• Document text:
══════════════════════════════
As Iron Bow Technologies’ TED (Telehealth Education Delivered) truck makes its way across the United States visiting hundreds of VA medical clinics and offices, we are taking the opportunity to talk with all of our TED partners about the many aspects of health it and how technology is evolving to help care teams, practitioners and specialists improve care, anywhere, at any time.
In this piece, ARANZ Medical’s chief medical officer, Dr. Mark Nixon, discusses why accurate wound data helps health it providers avoid the risks associated with traditional wound assessment methods. He provides guidelines for measuring the effectiveness of health it wound assessment. Here is what he has to say:
When issuing the Titanic’s distress position, Fourth Officer Boxhall gave the correct latitude, but the longitude was 14 miles out. Ships arriving on the scene wasted precious hours doubling back and forth before stumbling upon the site of the shipwreck.
The Titanic example illustrates how costly and time-consuming lack of accuracy can be. Wound assessment accuracy is no exception. Wounds share the attribute of being deceptively difficult to navigate through the healing process. Like icebergs, there is a lot more to wounds than meets the eye. Precision does not necessarily ensure correct decisions will be made, but it reduces the chances of making the wrong ones.
Wound Assessment vs. Wound Surveillance
The wound assessment is a basic component of wound care. At discrete moments in time, a practitioner – often without specialized knowledge of wounds – inspects, measures, images, and documents each of the patient’s wounds. Despite all their time and efforts, the information produced is of dubious value, having used traditional and two-dimensional measurement techniques of questionable accuracy, capturing digital images of inconsistent quality, and not necessarily conforming to documentation standards.
Over time, many practitioners make many assessments under these conditions, thus accumulating a generally unreliable body of information.
Telehealth providers lacking reliable wound information are at risk of making misinformed wound management decisions leading to readmissions, litigation, and other negative consequences. The inadequacy of wound information becomes readily apparent if an adverse event prompts a scramble to make sense of piecemeal documentation. What’s more, providers are hampered from systemic improvement and innovation if inaccurate wound data prevents them from distilling meaningful insights or patterns.
══════════════════════════════
• Information:
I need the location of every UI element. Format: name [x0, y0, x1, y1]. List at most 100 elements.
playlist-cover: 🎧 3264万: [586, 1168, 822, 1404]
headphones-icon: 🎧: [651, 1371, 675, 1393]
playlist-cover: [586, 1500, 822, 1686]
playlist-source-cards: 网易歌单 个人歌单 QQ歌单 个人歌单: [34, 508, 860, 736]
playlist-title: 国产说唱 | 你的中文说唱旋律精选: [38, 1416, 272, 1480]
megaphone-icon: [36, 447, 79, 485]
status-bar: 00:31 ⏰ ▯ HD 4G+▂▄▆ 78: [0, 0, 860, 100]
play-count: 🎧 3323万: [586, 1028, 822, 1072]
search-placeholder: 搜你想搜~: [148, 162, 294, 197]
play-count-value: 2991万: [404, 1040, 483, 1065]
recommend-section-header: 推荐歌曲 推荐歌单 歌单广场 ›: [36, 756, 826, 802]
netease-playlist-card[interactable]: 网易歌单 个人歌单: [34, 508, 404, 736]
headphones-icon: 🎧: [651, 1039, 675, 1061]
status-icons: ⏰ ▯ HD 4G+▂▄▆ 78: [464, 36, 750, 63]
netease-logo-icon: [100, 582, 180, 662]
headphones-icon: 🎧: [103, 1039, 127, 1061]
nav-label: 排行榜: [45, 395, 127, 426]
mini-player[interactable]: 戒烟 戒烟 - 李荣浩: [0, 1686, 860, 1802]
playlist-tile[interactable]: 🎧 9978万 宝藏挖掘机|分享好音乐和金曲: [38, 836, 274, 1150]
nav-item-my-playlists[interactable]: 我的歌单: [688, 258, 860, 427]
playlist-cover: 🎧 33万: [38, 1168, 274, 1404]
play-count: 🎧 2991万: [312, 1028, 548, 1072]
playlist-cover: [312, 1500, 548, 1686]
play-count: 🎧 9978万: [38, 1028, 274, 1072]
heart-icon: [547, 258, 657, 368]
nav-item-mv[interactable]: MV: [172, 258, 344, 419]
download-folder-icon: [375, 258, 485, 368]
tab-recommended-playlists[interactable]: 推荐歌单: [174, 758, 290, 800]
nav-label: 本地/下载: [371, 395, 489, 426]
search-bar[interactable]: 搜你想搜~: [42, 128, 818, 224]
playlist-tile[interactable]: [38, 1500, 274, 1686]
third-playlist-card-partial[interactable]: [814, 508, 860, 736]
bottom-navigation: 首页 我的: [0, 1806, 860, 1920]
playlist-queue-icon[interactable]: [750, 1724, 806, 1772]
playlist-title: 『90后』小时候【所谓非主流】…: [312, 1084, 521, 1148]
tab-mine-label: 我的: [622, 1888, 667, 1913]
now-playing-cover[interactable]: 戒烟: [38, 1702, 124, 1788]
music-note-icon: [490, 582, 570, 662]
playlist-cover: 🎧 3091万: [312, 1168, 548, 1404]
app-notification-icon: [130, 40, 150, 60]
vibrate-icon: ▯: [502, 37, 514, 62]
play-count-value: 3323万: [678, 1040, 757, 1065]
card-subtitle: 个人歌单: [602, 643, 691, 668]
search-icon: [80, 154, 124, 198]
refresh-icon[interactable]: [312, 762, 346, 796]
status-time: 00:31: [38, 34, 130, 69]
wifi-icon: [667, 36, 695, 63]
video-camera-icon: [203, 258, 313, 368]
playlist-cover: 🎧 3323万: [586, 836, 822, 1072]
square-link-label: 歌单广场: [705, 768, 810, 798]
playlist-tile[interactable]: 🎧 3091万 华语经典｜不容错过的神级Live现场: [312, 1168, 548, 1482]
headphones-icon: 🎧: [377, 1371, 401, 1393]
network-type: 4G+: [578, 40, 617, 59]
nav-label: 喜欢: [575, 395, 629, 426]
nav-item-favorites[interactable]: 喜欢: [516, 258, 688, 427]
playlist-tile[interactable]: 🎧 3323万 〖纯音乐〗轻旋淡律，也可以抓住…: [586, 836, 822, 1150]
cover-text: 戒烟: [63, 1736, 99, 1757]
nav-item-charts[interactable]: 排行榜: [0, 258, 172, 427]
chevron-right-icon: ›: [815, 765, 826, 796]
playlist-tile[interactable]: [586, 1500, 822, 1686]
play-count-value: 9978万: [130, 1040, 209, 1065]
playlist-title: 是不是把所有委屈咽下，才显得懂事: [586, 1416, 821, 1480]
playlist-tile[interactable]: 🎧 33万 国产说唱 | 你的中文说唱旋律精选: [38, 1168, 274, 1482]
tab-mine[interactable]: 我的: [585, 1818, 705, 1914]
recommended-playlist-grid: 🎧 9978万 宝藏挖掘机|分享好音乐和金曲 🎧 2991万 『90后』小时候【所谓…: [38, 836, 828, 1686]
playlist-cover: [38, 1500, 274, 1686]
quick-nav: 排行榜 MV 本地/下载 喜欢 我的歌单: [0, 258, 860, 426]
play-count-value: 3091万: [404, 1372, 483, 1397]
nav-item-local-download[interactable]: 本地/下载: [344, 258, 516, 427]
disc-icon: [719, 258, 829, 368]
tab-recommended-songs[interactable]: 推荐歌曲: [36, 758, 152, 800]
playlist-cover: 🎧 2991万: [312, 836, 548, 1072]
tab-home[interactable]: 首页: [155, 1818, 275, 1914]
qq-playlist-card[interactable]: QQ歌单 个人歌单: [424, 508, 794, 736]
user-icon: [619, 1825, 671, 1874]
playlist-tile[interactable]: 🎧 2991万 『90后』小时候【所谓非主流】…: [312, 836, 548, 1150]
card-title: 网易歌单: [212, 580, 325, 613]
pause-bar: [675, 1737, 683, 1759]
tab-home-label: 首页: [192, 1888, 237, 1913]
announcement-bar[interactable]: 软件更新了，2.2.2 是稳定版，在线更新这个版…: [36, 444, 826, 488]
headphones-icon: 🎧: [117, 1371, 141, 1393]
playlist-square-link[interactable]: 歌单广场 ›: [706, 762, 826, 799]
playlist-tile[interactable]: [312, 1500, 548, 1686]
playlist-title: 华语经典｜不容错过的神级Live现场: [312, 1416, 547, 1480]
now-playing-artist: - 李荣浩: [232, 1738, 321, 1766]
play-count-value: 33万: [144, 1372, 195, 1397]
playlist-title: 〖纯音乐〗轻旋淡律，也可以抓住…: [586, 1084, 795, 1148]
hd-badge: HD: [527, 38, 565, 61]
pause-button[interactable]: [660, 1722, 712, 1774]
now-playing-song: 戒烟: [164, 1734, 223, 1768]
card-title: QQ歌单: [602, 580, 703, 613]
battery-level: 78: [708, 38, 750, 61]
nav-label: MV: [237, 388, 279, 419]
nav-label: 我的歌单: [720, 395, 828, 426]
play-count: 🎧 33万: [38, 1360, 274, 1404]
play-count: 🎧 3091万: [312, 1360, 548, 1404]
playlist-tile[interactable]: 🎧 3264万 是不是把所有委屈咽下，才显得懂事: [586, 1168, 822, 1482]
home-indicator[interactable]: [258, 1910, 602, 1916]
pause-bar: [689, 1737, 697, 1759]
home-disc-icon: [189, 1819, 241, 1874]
══════════════════════════════
• Task details:
Please answer these from the text on wound assessment accuracy:
(a) Who is ARANZ Medical's chief medical officer?
(b) By how many miles was the longitude in the Titanic's distress position out?
(c) Which two specific consequences of misinformed wound management decisions does the text name?

• Response below:
(a) Dr. Mark Nixon
(b) 14 miles
(c) Readmissions and litigation